From the entries below, list each line with "title".

******************************

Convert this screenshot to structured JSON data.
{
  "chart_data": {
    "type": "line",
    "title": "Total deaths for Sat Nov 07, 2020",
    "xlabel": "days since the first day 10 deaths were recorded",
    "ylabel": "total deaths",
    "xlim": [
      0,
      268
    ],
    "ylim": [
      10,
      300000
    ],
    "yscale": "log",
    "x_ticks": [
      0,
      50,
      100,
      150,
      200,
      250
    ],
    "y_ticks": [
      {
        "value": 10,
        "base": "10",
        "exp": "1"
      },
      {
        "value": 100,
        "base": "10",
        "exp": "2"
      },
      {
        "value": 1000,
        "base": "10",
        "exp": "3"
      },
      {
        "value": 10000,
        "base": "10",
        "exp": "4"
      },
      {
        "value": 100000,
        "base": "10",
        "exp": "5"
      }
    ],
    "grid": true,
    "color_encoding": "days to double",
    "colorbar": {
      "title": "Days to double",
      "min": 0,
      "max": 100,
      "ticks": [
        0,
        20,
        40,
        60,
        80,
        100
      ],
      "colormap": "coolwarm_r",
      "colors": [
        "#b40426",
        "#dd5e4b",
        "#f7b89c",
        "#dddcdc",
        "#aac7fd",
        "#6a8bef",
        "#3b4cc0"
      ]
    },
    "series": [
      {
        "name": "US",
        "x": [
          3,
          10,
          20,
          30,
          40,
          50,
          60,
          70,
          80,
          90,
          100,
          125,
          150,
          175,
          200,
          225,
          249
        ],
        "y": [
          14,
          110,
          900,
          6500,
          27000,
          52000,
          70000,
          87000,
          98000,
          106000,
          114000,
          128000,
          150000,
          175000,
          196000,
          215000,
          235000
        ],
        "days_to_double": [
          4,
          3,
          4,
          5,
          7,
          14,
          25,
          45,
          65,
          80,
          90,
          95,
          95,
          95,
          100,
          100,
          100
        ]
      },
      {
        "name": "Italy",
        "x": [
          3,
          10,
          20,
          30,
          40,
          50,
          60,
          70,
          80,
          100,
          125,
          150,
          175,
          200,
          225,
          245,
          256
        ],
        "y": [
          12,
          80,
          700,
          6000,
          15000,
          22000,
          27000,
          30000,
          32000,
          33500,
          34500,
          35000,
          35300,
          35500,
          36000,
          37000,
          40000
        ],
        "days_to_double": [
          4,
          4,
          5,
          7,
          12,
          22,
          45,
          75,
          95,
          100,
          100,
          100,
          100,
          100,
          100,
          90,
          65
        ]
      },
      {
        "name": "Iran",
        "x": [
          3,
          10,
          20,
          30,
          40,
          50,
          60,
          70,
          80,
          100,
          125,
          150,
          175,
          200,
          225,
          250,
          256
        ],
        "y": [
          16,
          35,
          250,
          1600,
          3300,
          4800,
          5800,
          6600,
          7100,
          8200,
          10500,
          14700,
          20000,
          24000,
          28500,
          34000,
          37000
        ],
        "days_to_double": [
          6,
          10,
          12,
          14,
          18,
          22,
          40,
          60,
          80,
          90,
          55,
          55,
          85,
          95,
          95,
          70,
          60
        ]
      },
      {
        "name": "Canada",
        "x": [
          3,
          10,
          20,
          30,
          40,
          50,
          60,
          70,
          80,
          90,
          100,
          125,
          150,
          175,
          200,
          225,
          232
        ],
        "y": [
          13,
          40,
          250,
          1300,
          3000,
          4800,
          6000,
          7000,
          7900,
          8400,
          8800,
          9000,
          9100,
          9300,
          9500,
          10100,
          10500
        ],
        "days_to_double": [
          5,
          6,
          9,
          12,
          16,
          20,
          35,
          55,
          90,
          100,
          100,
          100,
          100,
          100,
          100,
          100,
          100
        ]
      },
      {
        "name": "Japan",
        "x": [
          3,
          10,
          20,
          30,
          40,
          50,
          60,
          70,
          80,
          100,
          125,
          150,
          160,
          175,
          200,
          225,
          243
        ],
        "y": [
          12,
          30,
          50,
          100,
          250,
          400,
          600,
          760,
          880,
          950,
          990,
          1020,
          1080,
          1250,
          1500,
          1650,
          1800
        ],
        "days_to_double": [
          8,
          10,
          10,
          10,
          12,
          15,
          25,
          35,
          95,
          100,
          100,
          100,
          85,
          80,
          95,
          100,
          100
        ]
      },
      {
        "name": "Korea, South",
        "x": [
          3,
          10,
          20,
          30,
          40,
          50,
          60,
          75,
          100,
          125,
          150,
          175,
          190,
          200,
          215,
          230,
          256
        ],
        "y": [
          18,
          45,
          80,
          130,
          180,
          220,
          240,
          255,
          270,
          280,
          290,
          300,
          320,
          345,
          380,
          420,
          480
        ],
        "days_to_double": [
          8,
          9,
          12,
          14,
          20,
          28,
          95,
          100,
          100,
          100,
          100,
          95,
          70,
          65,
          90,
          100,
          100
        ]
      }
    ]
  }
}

******************************

■ **REPLY**
    "title": "Total deaths for Sat Nov 07, 2020",
      "title": "Days to double",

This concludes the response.